Given entries =
** start **
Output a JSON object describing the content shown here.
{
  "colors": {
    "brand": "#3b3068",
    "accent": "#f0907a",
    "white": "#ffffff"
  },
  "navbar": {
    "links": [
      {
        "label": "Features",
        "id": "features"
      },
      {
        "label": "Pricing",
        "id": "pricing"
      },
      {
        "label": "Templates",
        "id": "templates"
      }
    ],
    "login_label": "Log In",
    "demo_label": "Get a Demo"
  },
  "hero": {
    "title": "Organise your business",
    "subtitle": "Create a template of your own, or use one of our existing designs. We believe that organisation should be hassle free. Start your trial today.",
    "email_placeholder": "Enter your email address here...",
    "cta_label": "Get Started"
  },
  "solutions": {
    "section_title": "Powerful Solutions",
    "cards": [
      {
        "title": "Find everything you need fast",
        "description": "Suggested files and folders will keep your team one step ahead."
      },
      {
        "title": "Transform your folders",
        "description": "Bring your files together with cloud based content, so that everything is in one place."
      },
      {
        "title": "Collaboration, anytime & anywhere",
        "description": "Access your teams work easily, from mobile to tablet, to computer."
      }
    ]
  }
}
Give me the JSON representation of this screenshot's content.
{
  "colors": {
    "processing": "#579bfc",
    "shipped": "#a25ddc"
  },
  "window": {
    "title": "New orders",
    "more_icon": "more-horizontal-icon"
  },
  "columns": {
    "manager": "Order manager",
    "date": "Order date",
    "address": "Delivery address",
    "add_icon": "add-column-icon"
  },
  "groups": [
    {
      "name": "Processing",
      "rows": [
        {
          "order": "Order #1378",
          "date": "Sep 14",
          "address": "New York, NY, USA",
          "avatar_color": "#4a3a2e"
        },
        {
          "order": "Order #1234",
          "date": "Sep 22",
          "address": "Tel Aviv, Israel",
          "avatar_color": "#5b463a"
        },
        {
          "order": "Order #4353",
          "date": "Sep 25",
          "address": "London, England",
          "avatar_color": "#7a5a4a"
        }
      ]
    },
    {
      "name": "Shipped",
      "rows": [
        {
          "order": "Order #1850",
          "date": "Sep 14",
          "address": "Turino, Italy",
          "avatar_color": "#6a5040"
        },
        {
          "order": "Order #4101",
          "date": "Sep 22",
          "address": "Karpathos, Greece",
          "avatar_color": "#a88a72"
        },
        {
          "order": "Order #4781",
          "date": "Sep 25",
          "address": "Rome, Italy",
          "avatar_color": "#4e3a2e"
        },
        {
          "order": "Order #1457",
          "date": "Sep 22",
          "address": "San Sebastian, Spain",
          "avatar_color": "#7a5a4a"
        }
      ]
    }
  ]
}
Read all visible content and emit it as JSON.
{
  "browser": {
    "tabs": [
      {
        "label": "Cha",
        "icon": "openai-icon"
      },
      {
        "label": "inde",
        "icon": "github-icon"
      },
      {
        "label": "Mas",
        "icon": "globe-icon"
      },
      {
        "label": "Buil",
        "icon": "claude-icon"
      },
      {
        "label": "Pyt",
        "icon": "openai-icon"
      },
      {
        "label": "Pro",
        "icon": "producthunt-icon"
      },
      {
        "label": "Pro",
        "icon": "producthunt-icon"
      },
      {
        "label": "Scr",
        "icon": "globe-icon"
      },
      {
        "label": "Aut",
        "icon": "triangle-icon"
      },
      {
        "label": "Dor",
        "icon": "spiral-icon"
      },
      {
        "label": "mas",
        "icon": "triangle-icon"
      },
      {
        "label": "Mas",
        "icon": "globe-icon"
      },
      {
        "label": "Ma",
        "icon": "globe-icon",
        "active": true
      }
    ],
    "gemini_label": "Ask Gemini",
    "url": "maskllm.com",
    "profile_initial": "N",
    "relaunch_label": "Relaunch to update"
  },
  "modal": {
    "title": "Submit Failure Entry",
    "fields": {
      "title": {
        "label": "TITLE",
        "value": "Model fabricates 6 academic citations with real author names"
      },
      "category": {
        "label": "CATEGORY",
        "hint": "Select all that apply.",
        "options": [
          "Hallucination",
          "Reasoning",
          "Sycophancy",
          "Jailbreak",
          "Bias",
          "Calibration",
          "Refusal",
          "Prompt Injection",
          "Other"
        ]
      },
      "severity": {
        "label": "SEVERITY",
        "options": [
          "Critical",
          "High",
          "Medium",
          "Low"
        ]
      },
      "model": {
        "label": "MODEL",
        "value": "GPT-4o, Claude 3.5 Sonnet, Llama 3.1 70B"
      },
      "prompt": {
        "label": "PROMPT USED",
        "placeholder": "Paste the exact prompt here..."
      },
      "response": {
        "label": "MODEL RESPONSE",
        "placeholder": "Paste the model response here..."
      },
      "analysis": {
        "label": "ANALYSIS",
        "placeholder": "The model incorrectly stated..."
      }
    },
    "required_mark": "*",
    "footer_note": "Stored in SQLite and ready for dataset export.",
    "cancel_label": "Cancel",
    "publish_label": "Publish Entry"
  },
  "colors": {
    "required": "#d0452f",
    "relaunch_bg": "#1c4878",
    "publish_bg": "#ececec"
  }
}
** end **
What you need to do = Please repeat the listing exactly, with nothing left out.

Final result =
Output a JSON object describing the content shown here.
{
  "colors": {
    "brand": "#3b3068",
    "accent": "#f0907a",
    "white": "#ffffff"
  },
  "navbar": {
    "links": [
      {
        "label": "Features",
        "id": "features"
      },
      {
        "label": "Pricing",
        "id": "pricing"
      },
      {
        "label": "Templates",
        "id": "templates"
      }
    ],
    "login_label": "Log In",
    "demo_label": "Get a Demo"
  },
  "hero": {
    "title": "Organise your business",
    "subtitle": "Create a template of your own, or use one of our existing designs. We believe that organisation should be hassle free. Start your trial today.",
    "email_placeholder": "Enter your email address here...",
    "cta_label": "Get Started"
  },
  "solutions": {
    "section_title": "Powerful Solutions",
    "cards": [
      {
        "title": "Find everything you need fast",
        "description": "Suggested files and folders will keep your team one step ahead."
      },
      {
        "title": "Transform your folders",
        "description": "Bring your files together with cloud based content, so that everything is in one place."
      },
      {
        "title": "Collaboration, anytime & anywhere",
        "description": "Access your teams work easily, from mobile to tablet, to computer."
      }
    ]
  }
}
Give me the JSON representation of this screenshot's content.
{
  "colors": {
    "processing": "#579bfc",
    "shipped": "#a25ddc"
  },
  "window": {
    "title": "New orders",
    "more_icon": "more-horizontal-icon"
  },
  "columns": {
    "manager": "Order manager",
    "date": "Order date",
    "address": "Delivery address",
    "add_icon": "add-column-icon"
  },
  "groups": [
    {
      "name": "Processing",
      "rows": [
        {
          "order": "Order #1378",
          "date": "Sep 14",
          "address": "New York, NY, USA",
          "avatar_color": "#4a3a2e"
        },
        {
          "order": "Order #1234",
          "date": "Sep 22",
          "address": "Tel Aviv, Israel",
          "avatar_color": "#5b463a"
        },
        {
          "order": "Order #4353",
          "date": "Sep 25",
          "address": "London, England",
          "avatar_color": "#7a5a4a"
        }
      ]
    },
    {
      "name": "Shipped",
      "rows": [
        {
          "order": "Order #1850",
          "date": "Sep 14",
          "address": "Turino, Italy",
          "avatar_color": "#6a5040"
        },
        {
          "order": "Order #4101",
          "date": "Sep 22",
          "address": "Karpathos, Greece",
          "avatar_color": "#a88a72"
        },
        {
          "order": "Order #4781",
          "date": "Sep 25",
          "address": "Rome, Italy",
          "avatar_color": "#4e3a2e"
        },
        {
          "order": "Order #1457",
          "date": "Sep 22",
          "address": "San Sebastian, Spain",
          "avatar_color": "#7a5a4a"
        }
      ]
    }
  ]
}
Read all visible content and emit it as JSON.
{
  "browser": {
    "tabs": [
      {
        "label": "Cha",
        "icon": "openai-icon"
      },
      {
        "label": "inde",
        "icon": "github-icon"
      },
      {
        "label": "Mas",
        "icon": "globe-icon"
      },
      {
        "label": "Buil",
        "icon": "claude-icon"
      },
      {
        "label": "Pyt",
        "icon": "openai-icon"
      },
      {
        "label": "Pro",
        "icon": "producthunt-icon"
      },
      {
        "label": "Pro",
        "icon": "producthunt-icon"
      },
      {
        "label": "Scr",
        "icon": "globe-icon"
      },
      {
        "label": "Aut",
        "icon": "triangle-icon"
      },
      {
        "label": "Dor",
        "icon": "spiral-icon"
      },
      {
        "label": "mas",
        "icon": "triangle-icon"
      },
      {
        "label": "Mas",
        "icon": "globe-icon"
      },
      {
        "label": "Ma",
        "icon": "globe-icon",
        "active": true
      }
    ],
    "gemini_label": "Ask Gemini",
    "url": "maskllm.com",
    "profile_initial": "N",
    "relaunch_label": "Relaunch to update"
  },
  "modal": {
    "title": "Submit Failure Entry",
    "fields": {
      "title": {
        "label": "TITLE",
        "value": "Model fabricates 6 academic citations with real author names"
      },
      "category": {
        "label": "CATEGORY",
        "hint": "Select all that apply.",
        "options": [
          "Hallucination",
          "Reasoning",
          "Sycophancy",
          "Jailbreak",
          "Bias",
          "Calibration",
          "Refusal",
          "Prompt Injection",
          "Other"
        ]
      },
      "severity": {
        "label": "SEVERITY",
        "options": [
          "Critical",
          "High",
          "Medium",
          "Low"
        ]
      },
      "model": {
        "label": "MODEL",
        "value": "GPT-4o, Claude 3.5 Sonnet, Llama 3.1 70B"
      },
      "prompt": {
        "label": "PROMPT USED",
        "placeholder": "Paste the exact prompt here..."
      },
      "response": {
        "label": "MODEL RESPONSE",
        "placeholder": "Paste the model response here..."
      },
      "analysis": {
        "label": "ANALYSIS",
        "placeholder": "The model incorrectly stated..."
      }
    },
    "required_mark": "*",
    "footer_note": "Stored in SQLite and ready for dataset export.",
    "cancel_label": "Cancel",
    "publish_label": "Publish Entry"
  },
  "colors": {
    "required": "#d0452f",
    "relaunch_bg": "#1c4878",
    "publish_bg": "#ececec"
  }
}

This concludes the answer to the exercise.